### DATA SECTION
• • • • •

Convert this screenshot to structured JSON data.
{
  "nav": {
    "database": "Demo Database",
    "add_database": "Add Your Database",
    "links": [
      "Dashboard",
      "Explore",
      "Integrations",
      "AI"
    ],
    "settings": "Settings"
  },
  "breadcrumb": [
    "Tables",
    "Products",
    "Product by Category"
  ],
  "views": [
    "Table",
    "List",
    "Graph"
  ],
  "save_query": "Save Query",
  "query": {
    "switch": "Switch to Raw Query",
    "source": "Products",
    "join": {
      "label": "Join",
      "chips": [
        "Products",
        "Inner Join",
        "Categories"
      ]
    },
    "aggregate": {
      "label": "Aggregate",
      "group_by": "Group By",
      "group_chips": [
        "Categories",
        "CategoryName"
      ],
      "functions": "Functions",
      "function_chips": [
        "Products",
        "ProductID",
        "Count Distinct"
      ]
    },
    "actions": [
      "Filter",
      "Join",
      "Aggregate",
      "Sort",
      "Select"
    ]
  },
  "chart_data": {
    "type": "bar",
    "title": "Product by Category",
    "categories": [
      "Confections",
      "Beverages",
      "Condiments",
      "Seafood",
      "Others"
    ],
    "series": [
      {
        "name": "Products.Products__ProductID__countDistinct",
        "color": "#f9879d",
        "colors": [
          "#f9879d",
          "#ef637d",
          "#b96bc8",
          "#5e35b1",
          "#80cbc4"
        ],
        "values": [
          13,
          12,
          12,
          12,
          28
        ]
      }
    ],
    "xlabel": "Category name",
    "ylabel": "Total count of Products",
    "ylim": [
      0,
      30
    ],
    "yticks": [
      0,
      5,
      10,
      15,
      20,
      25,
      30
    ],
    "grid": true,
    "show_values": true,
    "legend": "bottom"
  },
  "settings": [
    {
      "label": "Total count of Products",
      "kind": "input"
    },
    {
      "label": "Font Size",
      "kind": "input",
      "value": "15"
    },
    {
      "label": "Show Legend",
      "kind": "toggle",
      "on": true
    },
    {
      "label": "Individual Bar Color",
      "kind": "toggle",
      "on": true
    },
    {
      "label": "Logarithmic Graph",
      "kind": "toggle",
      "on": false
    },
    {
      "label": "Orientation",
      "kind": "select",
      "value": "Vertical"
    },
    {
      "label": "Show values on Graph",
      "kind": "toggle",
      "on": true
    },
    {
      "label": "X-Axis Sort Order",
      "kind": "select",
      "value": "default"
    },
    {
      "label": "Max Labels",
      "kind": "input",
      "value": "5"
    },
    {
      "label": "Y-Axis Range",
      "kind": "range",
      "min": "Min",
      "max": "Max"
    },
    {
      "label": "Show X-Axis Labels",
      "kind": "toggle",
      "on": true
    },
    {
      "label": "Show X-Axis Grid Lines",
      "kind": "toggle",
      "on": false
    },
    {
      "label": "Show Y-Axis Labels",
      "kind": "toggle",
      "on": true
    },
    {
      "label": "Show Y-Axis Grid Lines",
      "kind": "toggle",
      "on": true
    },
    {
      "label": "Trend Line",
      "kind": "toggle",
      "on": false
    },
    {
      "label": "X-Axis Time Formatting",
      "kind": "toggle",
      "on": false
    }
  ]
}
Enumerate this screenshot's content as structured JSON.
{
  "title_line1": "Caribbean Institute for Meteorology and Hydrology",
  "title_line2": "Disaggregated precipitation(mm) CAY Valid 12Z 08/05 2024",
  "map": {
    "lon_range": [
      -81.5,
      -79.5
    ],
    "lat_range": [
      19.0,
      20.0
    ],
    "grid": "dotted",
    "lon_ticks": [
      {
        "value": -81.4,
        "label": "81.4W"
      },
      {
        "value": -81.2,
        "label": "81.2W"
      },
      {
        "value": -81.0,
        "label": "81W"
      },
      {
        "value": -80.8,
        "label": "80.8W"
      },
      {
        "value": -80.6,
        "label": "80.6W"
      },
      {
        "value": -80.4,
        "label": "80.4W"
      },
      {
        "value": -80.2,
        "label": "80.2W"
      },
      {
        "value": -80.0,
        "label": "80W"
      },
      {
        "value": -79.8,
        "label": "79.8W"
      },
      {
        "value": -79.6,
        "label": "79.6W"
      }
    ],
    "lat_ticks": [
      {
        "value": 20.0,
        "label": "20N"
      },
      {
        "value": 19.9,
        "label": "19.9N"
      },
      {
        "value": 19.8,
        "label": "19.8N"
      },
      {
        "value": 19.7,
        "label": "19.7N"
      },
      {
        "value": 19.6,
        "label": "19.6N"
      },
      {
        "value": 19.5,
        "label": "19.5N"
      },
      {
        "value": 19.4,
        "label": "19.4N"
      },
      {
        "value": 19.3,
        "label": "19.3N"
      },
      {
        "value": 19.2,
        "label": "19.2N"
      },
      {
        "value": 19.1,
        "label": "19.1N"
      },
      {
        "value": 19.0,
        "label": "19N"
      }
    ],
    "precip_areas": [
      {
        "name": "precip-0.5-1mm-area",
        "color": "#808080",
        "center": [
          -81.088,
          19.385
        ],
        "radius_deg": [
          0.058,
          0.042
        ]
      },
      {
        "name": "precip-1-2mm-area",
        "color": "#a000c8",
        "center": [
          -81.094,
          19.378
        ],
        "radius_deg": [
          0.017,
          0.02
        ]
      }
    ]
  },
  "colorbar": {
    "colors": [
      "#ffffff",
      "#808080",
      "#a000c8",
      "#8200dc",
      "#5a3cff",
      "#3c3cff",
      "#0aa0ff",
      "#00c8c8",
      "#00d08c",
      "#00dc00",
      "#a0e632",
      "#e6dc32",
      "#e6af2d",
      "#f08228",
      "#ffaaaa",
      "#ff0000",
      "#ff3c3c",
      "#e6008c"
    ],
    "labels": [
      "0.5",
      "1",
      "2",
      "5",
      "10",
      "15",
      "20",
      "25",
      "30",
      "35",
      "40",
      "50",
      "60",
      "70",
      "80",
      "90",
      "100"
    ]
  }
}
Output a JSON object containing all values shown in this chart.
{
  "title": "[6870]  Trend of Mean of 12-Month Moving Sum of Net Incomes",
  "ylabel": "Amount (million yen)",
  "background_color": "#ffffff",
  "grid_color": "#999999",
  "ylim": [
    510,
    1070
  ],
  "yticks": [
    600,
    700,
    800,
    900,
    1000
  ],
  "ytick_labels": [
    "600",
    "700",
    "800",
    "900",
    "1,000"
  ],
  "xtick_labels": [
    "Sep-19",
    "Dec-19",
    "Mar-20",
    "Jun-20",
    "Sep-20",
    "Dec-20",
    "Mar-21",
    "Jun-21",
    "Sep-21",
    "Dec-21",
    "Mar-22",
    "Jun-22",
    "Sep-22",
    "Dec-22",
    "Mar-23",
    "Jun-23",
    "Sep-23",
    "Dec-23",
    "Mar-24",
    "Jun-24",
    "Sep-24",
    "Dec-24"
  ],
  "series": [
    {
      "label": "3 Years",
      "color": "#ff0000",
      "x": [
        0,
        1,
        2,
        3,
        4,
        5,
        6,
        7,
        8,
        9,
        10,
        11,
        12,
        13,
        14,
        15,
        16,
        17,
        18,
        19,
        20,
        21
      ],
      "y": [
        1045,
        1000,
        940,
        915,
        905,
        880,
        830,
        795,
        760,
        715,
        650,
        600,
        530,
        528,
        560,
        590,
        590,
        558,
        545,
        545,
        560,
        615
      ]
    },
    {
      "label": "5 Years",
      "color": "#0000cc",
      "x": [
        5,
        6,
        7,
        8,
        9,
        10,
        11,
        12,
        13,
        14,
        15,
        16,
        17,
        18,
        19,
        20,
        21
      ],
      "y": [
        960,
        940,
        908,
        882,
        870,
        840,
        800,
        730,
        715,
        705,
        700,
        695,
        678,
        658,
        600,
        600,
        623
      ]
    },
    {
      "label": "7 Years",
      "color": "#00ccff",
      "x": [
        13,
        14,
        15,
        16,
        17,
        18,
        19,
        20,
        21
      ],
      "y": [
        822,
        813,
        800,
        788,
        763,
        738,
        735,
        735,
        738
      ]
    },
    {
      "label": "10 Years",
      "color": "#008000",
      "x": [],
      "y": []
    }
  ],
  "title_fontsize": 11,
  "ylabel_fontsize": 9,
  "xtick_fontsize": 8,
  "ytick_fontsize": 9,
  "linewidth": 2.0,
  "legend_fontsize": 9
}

• • • • •

### REQUEST
Say the number of lines in the listing that hold "Total", with no added words.

### SOLUTION
2